Stored items from a collection:
+ + + + +
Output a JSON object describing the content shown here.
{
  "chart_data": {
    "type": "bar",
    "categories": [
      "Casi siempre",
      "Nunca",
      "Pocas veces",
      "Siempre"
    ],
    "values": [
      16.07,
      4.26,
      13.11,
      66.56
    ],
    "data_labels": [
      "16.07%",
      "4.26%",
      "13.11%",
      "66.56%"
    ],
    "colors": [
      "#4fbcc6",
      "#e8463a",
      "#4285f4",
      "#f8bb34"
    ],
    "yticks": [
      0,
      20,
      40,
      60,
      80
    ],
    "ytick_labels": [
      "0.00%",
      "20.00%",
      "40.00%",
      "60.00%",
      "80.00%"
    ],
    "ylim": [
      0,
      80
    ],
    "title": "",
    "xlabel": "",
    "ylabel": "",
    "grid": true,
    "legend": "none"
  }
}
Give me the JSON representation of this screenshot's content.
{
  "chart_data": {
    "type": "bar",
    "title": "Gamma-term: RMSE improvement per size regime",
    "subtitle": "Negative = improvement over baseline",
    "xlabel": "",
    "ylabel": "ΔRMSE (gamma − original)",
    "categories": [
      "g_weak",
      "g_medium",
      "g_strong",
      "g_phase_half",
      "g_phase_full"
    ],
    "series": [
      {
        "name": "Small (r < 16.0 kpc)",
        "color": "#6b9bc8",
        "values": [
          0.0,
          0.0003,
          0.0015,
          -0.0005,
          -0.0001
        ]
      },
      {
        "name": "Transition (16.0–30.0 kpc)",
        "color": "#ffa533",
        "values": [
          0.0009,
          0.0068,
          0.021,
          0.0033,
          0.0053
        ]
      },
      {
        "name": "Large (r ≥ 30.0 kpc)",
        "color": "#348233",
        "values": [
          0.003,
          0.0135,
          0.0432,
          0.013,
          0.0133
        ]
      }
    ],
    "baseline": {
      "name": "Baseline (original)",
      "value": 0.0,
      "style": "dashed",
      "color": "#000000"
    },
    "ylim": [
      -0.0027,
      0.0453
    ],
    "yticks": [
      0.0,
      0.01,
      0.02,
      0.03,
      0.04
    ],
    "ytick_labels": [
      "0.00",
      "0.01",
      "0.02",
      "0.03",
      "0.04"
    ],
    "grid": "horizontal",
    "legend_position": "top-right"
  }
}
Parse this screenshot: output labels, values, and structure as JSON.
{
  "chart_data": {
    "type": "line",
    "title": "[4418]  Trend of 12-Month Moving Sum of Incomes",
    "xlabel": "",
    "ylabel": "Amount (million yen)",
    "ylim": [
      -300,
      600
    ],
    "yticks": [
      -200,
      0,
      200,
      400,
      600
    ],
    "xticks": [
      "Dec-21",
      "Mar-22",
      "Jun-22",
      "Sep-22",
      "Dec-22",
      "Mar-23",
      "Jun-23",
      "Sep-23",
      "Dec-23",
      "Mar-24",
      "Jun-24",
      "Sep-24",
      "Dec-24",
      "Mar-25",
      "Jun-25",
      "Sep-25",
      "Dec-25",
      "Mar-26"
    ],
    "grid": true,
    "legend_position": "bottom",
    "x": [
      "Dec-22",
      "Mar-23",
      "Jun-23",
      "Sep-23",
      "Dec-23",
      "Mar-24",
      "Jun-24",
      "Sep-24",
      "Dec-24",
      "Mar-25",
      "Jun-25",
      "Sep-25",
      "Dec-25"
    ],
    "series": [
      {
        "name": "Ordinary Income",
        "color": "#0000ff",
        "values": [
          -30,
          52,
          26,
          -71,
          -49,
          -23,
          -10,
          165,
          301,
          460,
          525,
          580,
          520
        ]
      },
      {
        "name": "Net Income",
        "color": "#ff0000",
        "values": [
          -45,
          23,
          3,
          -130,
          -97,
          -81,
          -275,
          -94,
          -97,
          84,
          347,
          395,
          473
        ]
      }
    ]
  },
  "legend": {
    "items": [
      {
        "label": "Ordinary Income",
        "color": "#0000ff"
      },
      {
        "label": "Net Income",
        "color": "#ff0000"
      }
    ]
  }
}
+ + + + +
→ Task description: From the entries above, copy out every line where the string "content" appears.

→ Answer to the exercise:
Output a JSON object describing the content shown here.
Give me the JSON representation of this screenshot's content.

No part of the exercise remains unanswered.